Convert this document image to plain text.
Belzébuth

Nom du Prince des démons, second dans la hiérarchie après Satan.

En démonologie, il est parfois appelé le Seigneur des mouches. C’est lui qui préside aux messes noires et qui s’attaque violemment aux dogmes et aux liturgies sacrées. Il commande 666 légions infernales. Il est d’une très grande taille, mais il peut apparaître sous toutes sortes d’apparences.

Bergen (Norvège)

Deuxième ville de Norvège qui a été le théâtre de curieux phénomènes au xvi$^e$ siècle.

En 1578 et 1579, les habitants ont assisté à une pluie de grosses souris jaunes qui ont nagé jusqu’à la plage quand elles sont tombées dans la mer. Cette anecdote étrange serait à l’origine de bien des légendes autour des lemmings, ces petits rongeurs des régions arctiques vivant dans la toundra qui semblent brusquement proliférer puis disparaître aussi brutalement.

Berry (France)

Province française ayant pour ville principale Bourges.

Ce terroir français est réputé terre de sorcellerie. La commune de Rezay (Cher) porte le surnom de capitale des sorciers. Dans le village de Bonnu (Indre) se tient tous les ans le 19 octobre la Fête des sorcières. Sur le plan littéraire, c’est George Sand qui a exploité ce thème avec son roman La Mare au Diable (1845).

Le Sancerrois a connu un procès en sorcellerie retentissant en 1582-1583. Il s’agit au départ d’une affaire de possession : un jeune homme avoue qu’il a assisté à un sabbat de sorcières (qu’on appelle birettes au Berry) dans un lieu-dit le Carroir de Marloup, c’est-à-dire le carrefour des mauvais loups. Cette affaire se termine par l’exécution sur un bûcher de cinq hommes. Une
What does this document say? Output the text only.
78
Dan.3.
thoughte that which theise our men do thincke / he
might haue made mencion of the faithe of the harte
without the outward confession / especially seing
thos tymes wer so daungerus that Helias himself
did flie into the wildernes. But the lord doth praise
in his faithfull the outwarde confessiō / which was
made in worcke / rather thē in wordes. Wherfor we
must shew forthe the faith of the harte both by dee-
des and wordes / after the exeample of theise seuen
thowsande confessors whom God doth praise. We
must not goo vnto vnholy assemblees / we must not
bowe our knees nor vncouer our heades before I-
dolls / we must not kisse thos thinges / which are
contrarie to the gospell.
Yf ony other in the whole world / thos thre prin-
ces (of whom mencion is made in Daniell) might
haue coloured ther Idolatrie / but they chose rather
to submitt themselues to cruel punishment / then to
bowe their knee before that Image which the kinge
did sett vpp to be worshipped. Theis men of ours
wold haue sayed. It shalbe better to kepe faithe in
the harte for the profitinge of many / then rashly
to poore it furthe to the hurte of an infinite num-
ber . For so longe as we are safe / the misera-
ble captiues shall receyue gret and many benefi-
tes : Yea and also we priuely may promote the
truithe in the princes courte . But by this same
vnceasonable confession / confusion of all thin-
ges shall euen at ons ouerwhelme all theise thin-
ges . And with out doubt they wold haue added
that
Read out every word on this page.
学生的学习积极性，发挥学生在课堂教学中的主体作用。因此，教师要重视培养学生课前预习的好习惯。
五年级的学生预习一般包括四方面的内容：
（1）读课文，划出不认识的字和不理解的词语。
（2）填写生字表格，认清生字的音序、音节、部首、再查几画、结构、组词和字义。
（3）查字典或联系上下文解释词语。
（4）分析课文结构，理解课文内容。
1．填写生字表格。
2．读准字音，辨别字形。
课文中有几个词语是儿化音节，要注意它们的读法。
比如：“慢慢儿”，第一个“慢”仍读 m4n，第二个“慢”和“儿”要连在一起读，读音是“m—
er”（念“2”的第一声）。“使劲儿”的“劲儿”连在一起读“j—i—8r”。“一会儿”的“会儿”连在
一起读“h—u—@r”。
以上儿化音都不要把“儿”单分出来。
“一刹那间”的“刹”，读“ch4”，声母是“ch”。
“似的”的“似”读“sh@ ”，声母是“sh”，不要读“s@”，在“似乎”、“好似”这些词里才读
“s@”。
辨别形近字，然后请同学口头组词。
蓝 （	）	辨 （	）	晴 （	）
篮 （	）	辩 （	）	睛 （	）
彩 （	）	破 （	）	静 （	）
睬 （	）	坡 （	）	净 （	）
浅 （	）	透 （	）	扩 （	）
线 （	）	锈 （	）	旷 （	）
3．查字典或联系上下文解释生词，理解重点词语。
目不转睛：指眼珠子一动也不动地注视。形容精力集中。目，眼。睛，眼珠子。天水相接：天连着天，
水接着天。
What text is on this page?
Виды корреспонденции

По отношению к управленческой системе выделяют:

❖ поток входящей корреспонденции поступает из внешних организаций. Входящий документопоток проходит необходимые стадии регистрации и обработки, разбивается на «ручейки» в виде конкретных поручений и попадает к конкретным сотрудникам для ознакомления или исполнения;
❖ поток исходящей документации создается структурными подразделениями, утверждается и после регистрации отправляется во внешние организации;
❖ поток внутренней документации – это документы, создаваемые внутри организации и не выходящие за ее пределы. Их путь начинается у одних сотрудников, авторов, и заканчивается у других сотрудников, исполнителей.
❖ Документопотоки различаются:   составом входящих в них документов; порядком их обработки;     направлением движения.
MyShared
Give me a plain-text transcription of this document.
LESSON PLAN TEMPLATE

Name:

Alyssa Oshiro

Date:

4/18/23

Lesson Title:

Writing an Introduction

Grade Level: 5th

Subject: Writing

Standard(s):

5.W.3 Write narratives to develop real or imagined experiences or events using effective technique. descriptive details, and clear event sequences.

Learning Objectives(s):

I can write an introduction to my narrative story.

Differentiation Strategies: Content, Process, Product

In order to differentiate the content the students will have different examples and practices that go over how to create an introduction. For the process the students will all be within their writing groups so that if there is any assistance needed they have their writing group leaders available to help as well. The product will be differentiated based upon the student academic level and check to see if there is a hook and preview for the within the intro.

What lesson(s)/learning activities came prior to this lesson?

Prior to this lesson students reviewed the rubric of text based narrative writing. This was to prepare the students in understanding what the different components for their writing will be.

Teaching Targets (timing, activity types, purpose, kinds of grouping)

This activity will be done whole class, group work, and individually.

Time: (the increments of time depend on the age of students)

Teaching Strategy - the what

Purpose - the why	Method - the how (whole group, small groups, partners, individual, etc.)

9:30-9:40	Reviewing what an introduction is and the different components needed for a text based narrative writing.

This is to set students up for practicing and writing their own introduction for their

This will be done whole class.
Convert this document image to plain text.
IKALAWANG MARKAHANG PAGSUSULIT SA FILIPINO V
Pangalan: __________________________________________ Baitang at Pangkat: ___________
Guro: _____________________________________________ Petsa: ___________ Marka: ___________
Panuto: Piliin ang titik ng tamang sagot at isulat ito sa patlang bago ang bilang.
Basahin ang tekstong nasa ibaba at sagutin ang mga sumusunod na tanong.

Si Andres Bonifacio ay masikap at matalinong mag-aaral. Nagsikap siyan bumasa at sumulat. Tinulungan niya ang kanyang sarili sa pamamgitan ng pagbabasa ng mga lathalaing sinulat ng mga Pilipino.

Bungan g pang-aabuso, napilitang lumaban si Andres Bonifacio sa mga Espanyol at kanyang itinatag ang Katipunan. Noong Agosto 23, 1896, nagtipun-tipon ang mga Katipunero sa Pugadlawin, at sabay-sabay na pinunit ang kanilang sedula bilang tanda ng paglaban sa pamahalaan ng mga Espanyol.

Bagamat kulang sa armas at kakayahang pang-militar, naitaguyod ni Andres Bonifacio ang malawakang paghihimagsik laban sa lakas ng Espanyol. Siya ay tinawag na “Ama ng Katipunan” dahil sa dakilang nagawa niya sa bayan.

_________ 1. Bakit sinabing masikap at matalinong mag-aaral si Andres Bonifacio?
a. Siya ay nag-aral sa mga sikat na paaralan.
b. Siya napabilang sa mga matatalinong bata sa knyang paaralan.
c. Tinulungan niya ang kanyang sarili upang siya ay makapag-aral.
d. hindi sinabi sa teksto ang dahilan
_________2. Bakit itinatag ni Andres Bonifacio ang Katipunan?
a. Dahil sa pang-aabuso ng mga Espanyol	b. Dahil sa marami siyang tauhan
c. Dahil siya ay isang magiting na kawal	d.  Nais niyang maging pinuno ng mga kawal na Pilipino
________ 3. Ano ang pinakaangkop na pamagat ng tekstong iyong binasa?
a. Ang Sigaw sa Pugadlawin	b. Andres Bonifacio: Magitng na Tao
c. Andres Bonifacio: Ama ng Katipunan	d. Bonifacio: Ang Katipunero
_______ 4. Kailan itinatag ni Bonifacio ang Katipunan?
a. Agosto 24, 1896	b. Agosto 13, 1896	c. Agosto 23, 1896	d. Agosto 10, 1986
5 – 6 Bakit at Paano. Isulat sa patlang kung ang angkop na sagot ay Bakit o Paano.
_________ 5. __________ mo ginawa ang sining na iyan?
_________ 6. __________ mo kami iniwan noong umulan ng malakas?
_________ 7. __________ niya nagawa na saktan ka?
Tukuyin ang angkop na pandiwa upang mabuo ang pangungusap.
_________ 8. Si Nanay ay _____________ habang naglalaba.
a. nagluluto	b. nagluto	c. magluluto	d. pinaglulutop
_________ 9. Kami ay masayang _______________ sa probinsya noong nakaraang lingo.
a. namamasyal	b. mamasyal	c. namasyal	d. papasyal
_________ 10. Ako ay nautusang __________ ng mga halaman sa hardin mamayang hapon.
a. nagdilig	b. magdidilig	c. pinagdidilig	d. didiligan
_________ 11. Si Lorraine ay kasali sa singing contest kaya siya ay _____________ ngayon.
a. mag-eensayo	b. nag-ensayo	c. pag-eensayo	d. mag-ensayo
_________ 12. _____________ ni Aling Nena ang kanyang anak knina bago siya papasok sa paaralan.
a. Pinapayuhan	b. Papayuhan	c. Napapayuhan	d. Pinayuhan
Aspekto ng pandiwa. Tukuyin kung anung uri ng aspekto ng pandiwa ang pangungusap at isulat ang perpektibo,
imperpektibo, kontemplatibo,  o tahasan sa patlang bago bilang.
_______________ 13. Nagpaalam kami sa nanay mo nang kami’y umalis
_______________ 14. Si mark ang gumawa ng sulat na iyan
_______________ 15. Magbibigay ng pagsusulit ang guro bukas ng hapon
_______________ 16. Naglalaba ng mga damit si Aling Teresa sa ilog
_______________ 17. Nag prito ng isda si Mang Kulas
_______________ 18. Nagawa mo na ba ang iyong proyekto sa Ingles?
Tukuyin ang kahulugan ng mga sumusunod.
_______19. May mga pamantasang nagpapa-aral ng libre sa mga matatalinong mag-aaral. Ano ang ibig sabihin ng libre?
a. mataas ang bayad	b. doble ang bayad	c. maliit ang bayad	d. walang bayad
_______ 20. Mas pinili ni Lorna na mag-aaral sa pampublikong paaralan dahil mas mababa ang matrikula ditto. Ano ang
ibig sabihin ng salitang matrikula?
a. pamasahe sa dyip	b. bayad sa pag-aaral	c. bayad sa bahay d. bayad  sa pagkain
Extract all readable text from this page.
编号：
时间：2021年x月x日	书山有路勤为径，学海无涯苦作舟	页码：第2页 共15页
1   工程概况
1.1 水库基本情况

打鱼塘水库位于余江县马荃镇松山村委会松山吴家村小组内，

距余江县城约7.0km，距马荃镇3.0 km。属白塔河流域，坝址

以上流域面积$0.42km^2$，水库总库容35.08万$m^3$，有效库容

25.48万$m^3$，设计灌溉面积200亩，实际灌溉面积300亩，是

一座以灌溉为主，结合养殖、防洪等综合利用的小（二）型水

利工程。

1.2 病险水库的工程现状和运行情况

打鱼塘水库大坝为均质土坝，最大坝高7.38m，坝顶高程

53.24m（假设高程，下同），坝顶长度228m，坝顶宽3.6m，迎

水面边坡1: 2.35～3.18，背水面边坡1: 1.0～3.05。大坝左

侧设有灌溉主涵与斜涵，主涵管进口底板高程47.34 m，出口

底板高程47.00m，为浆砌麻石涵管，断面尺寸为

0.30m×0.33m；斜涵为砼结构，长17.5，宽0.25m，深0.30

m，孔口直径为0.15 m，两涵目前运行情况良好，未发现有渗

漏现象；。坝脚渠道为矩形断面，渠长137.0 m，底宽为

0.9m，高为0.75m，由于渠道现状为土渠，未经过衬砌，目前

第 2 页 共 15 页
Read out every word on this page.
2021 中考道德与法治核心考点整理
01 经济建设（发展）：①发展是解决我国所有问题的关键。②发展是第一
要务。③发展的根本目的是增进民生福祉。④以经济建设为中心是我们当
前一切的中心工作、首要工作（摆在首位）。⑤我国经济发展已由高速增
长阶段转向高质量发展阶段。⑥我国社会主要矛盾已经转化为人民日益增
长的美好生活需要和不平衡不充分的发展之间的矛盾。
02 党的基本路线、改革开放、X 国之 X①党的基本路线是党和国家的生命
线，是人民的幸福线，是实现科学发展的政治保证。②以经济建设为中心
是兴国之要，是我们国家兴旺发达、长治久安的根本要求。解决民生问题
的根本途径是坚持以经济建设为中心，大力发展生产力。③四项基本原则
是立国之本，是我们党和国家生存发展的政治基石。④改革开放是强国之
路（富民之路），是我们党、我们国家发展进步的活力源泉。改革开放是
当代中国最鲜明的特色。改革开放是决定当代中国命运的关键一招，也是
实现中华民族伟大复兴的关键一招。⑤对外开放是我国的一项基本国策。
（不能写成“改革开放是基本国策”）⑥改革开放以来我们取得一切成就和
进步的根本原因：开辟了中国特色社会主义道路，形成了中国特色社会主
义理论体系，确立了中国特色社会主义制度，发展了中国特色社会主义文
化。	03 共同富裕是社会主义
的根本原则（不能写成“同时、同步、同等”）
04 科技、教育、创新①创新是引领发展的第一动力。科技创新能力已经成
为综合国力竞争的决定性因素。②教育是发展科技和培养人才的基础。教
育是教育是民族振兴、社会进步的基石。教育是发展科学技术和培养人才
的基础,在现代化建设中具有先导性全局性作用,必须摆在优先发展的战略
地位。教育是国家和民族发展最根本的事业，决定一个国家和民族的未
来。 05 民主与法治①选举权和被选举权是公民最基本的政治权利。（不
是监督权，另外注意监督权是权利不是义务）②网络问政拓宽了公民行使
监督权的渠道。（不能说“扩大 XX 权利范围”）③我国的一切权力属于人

━━━━━━━━━━

● **WORK TO DO**:
From the records above, copy every line that holds the word "which".

● **ANSWER BELOW**:
thoughte that which theise our men do thincke / he
in his faithfull the outwarde confessiō / which was
dolls / we must not kisse thos thinges / which are
bowe their knee before that Image which the kinge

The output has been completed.